§ EXERCISE PASSAGE
_____

The opinion of the court was delivered by: Dora L. Irizarry, U.S. District Judge:


Pro se plaintiff Tyrone Jones ("Plaintiff"), an inmate currently in the custody of the New York State Department of Correctional Services ("DOCS"), brings this action pursuant to 42 U.S.C. § 1983 ("Section 1983"), alleging that defendants Dr. Christin A. Montalbano ("Dr. Montalbano") and Dr. Lester Wright ("Dr. Wright", collectively "Defendants") acted with deliberate indifference to his serious medical condition, in violation of his Eighth Amendment rights. (See generally Doc. Entry No. 1, Compl.) Defendants move to dismiss the action pursuant to Rule 12(b)(6) of the Federal Rules of Civil Procedure. For the reasons set forth below, Defendants' motion is granted.


Plaintiff alleges that on or about the week of February 23, 2009, while he was incarcerated at the Arthur Kill Correctional Facility ("Arthur Kill"), he met with a Dr. Ellen Gompreach ("Dr. Gompreach") for a medical appointment. (Compl. ¶ 7.) During the appointment, Plaintiff informed Dr. Gompreach that he was experiencing eye pain and blurred vision and Dr. Gompreach referred him to Staten Island University Hospital ("SIUH") for emergency services. (Id. ¶¶ 7, 8.) Plaintiff was examined by a specialist/ophthalmologist at SIUH, who prescribed Plaintiff two liquid solutions to treat his eye. (Id. ¶ 9.) Plaintiff applied the solutions, as directed by the specialist/ophthalmologist, until he was summoned to the pharmacy at Arthur Kill. (Id. ¶ 10.) Upon arrival at the pharmacy, a nurse directed Plaintiff to surrender the prescribed eye solutions in exchange for three different solutions. (Id. ¶¶ 10-11.) Plaintiff inquired why he was directed to exchange the medications, whereupon the nurse allegedly informed plaintiff that "the doctor does not want to pay the price for what [SIUH] ordered, so I was ordered to give you a generic brand." (Id. ¶ 11.)

_____

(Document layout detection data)
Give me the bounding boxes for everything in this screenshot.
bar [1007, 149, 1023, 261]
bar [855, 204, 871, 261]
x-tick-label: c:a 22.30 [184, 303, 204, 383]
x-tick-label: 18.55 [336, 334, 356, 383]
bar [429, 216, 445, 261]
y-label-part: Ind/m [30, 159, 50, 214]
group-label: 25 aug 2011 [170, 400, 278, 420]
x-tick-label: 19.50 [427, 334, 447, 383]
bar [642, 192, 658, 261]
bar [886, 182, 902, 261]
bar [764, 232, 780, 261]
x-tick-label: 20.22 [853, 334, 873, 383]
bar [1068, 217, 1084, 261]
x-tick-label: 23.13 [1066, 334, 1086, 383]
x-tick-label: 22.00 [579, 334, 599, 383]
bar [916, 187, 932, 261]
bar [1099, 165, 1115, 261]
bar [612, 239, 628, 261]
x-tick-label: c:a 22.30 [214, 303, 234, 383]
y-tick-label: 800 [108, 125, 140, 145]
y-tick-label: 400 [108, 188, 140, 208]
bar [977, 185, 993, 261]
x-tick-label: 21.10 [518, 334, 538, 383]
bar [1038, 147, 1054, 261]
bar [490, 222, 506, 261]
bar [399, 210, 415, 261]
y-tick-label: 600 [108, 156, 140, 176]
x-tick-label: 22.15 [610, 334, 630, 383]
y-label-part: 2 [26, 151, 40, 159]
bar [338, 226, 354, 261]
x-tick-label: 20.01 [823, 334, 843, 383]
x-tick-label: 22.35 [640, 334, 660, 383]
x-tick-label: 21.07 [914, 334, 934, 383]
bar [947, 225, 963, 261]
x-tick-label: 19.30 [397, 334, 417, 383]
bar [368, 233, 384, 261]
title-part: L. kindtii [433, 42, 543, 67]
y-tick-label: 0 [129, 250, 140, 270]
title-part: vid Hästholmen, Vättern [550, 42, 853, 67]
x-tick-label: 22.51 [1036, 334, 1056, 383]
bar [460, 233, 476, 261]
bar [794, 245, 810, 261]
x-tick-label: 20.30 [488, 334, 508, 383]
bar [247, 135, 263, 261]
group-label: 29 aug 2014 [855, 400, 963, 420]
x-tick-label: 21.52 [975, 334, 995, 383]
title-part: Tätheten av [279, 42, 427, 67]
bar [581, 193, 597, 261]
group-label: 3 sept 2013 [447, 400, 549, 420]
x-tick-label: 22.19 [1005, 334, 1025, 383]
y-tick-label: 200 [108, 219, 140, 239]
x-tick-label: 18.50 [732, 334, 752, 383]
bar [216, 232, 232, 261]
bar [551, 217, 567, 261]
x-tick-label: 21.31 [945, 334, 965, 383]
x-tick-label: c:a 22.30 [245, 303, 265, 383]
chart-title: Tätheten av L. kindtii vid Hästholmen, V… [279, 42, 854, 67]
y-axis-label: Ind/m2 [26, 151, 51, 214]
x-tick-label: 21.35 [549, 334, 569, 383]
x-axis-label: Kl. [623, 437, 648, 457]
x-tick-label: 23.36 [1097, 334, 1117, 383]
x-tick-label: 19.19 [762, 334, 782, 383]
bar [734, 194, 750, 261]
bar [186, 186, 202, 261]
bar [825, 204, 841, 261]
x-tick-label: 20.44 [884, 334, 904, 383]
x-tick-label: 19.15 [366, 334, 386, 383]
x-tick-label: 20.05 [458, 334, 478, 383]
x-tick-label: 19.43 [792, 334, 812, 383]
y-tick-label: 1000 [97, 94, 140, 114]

_____

§ EXERCISE REQUIREMENTS
**a)** Write out the stretch of the court opinion from "Pro se plaintiff" through "motion is granted.".
**b)** Answer these questions using the court opinion, one answer per line:
(i) Under which rule do Defendants move to dismiss the action?
(ii) To which hospital did Dr. Gompreach refer Plaintiff?
(iii) How many solutions did the nurse at the pharmacy give Plaintiff in exchange?
**c)** Continue the court opinion from the point where it ends.

§ RESPONSES
**a)**
Pro se plaintiff Tyrone Jones ("Plaintiff"), an inmate currently in the custody of the New York State Department of Correctional Services ("DOCS"), brings this action pursuant to 42 U.S.C. § 1983 ("Section 1983"), alleging that defendants Dr. Christin A. Montalbano ("Dr. Montalbano") and Dr. Lester Wright ("Dr. Wright", collectively "Defendants") acted with deliberate indifference to his serious medical condition, in violation of his Eighth Amendment rights. (See generally Doc. Entry No. 1, Compl.) Defendants move to dismiss the action pursuant to Rule 12(b)(6) of the Federal Rules of Civil Procedure. For the reasons set forth below, Defendants' motion is granted.

**b)**
(i) Rule 12(b)(6) of the Federal Rules of Civil Procedure
(ii) Staten Island University Hospital ("SIUH")
(iii) Three

**c)**
For several weeks after utilizing the generic medication, Plaintiff alleges he experienced worsening eye pain, accompanied by redness and distortion of his already blurred vision. (Id. ¶ 12.) On June 3, 2009, Plaintiff met again with Dr. Gompreach for an examination. (Id. ¶ 13.) Plaintiff explained to Dr. Gompreach that his condition had worsened since taking the generic medication and Dr. Gompreach directed Plaintiff to discontinue use of one of the solutions. (Id.) Additionally, Dr. Gompreach referred Plaintiff to the specialist/ophthalmologist at SIUH for a Vision Field Examination. (Id.)

Plaintiff alleges Dr. Montalbano, a physician at Arthur Kill, ordered the generic medication and directed Plaintiff to use the generic medication instead of the prescribed medication, for the sole purpose of cutting costs to DOCS. (Id. ¶¶ 3, 14, 18.) Plaintiff further alleges the generic medication worsened his painful eye condition. (Id. ¶¶ 13, 14.) Plaintiff therefore asserts that Dr. Montalbano acted with deliberate indifference to "plaintiff's life" when he ordered Plaintiff to utilize the generic medication. (Id. ¶ 14.) Plaintiff additionally asserts that Dr. Montalbano "is well known" for engaging in conduct exhibiting "deliberate indifference to inmates [sic] health, which has resulted in numerous grievances and law suits being filed against [him]." (Id. ¶ 15.)

Plaintiff alleges that Dr. Wright is Dr. Montalbano's supervisor. (Id. ¶ 4.) Plaintiff further alleges that Dr. Wright was "well aware" of the complaints filed by inmates against Dr. Montalbano, but that Dr. Wright "refused" to terminate Dr. Montalbano's employment or reassign him to a different department. (Id. ¶ 16.) Accordingly, Plaintiff seeks to hold Dr. Wright liable for Dr. Montalbano's purported deliberate indifference to Plaintiff's medical condition because Dr. Wright "failed to terminate, correct, and/or monitor" Dr. Montalbano after having been alerted to Dr. Montalbano's alleged deliberate indifference to "inmates [sic] serious medical needs prior to February 2009." (Id. ¶¶ 16, 18.)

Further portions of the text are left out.